*Given exercise a*:
Name every user whose name heads a post in the forum thread on lease payoffs, and give the date shown with each.

There shouldn't be a disposition fee if you're paying it off early (or trading it in, which requires a pay off).


----------



## TXPearl (Apr 16, 2010)

EricTsang said:


> Is there a formula to calculate OC? It's not quite the same as a lease?
> 
> MSRP: $63,350
> Cost: $52,600
> ...


Not exactly the same as a lease payment, but close enough, so OK to use a lease calculator if that's all you have handy. The OC should be just slightly higher as payments are made at the end of each month as opposed to the beginning, thus more interest charges. It's really just a simple interest loan with a balloon amount that you have the option to walk away from.

It's been a few years since I've done an OC, but another advantage was no acquisition fee. Not 100% sure if that's still the case. However, I seem to recall the OC interest rate was just slightly higher than that implied by the lease MF, so that could be intentional to offset the lack of acq. fee.

What's up with that MF? Seems low, unless your decimal place is off (then it seems too high).


----------



## EricTsang (Apr 12, 2012)

I see. I guess my main question was if the balloon payment was residual x msrp or some other calculation. 

The MF is right, they quoted me 0.9 interest as owners choice


----------



## tturedraider (Nov 11, 2005)

*Task material*:
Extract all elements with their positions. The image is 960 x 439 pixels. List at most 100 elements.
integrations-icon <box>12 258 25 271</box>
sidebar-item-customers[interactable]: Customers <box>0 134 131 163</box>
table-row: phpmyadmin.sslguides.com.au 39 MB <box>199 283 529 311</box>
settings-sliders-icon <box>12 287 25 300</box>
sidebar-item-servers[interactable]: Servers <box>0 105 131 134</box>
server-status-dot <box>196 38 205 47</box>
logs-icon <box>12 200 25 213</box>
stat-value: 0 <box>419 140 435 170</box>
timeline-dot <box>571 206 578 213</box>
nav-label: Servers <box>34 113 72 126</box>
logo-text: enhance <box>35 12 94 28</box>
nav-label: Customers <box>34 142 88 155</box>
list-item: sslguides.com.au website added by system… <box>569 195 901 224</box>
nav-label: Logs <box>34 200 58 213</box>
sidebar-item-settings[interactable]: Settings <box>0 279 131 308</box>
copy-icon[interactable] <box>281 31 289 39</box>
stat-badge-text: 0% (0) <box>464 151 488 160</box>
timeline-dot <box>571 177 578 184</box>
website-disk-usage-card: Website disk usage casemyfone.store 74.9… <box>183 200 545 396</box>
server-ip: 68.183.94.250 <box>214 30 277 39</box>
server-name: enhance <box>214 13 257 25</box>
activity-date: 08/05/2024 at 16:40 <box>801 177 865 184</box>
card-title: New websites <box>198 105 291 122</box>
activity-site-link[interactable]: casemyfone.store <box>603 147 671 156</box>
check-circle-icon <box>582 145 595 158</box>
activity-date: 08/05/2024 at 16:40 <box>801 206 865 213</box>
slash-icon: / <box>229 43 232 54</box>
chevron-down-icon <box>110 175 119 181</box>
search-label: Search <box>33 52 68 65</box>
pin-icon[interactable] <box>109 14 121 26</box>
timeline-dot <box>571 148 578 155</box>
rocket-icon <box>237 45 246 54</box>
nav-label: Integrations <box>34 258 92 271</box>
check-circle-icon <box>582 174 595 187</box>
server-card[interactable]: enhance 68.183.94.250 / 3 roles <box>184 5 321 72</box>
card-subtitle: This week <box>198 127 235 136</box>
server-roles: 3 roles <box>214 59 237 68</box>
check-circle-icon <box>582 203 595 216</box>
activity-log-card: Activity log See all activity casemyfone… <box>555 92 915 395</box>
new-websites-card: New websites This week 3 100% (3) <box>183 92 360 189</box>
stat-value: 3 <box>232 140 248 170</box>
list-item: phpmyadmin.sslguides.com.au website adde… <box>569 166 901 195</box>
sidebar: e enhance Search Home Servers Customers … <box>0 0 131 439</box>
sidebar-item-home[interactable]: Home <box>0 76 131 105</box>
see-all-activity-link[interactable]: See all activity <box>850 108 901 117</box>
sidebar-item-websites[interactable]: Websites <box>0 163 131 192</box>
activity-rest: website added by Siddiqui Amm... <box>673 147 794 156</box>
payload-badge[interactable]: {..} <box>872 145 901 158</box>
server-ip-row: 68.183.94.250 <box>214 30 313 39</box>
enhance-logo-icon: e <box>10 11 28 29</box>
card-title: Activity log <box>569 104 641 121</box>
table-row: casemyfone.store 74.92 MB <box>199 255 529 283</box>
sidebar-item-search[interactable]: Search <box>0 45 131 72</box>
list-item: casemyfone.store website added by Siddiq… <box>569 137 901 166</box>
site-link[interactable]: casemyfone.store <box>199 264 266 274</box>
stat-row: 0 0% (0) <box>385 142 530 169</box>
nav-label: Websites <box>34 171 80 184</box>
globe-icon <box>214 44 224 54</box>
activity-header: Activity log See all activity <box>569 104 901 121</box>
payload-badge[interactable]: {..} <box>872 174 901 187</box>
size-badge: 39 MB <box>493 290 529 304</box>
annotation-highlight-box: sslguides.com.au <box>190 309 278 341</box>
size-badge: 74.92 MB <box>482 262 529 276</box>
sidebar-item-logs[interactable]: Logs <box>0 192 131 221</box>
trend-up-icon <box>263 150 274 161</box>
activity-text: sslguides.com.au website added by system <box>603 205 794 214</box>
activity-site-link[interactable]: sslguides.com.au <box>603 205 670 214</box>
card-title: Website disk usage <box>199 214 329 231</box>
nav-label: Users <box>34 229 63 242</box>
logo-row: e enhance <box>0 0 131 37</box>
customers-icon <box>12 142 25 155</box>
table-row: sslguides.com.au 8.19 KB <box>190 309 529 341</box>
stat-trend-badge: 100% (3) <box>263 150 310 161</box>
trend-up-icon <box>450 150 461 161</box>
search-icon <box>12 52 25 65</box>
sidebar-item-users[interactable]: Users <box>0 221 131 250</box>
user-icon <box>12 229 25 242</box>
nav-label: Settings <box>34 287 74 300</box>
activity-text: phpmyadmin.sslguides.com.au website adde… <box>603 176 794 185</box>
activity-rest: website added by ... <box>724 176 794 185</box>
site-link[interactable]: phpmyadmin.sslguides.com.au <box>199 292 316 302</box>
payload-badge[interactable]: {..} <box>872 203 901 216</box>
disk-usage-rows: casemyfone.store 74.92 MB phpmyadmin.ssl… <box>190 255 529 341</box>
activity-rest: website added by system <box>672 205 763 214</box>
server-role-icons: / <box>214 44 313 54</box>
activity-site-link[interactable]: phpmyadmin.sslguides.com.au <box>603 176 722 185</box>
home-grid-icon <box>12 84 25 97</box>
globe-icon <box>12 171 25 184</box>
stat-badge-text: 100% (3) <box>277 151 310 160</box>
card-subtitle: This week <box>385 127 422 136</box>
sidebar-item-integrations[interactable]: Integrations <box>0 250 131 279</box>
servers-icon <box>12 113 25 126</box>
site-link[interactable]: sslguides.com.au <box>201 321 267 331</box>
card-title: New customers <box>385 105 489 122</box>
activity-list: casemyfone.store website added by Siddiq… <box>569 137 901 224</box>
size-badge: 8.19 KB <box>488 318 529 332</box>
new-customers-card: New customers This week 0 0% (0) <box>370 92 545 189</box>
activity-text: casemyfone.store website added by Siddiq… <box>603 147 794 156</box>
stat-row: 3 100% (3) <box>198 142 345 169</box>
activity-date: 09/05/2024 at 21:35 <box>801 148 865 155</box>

*Given exercise b*:
Write out the rows from the first one through the row containing "search-label: Search <box>33 52 68 65</box>", with both ends included.

*Correct output a*:
TXPearl (Apr 16, 2010); EricTsang (Apr 12, 2012); tturedraider (Nov 11, 2005)

*Correct output b*:
Extract all elements with their positions. The image is 960 x 439 pixels. List at most 100 elements.
integrations-icon <box>12 258 25 271</box>
sidebar-item-customers[interactable]: Customers <box>0 134 131 163</box>
table-row: phpmyadmin.sslguides.com.au 39 MB <box>199 283 529 311</box>
settings-sliders-icon <box>12 287 25 300</box>
sidebar-item-servers[interactable]: Servers <box>0 105 131 134</box>
server-status-dot <box>196 38 205 47</box>
logs-icon <box>12 200 25 213</box>
stat-value: 0 <box>419 140 435 170</box>
timeline-dot <box>571 206 578 213</box>
nav-label: Servers <box>34 113 72 126</box>
logo-text: enhance <box>35 12 94 28</box>
nav-label: Customers <box>34 142 88 155</box>
list-item: sslguides.com.au website added by system… <box>569 195 901 224</box>
nav-label: Logs <box>34 200 58 213</box>
sidebar-item-settings[interactable]: Settings <box>0 279 131 308</box>
copy-icon[interactable] <box>281 31 289 39</box>
stat-badge-text: 0% (0) <box>464 151 488 160</box>
timeline-dot <box>571 177 578 184</box>
website-disk-usage-card: Website disk usage casemyfone.store 74.9… <box>183 200 545 396</box>
server-ip: 68.183.94.250 <box>214 30 277 39</box>
server-name: enhance <box>214 13 257 25</box>
activity-date: 08/05/2024 at 16:40 <box>801 177 865 184</box>
card-title: New websites <box>198 105 291 122</box>
activity-site-link[interactable]: casemyfone.store <box>603 147 671 156</box>
check-circle-icon <box>582 145 595 158</box>
activity-date: 08/05/2024 at 16:40 <box>801 206 865 213</box>
slash-icon: / <box>229 43 232 54</box>
chevron-down-icon <box>110 175 119 181</box>
search-label: Search <box>33 52 68 65</box>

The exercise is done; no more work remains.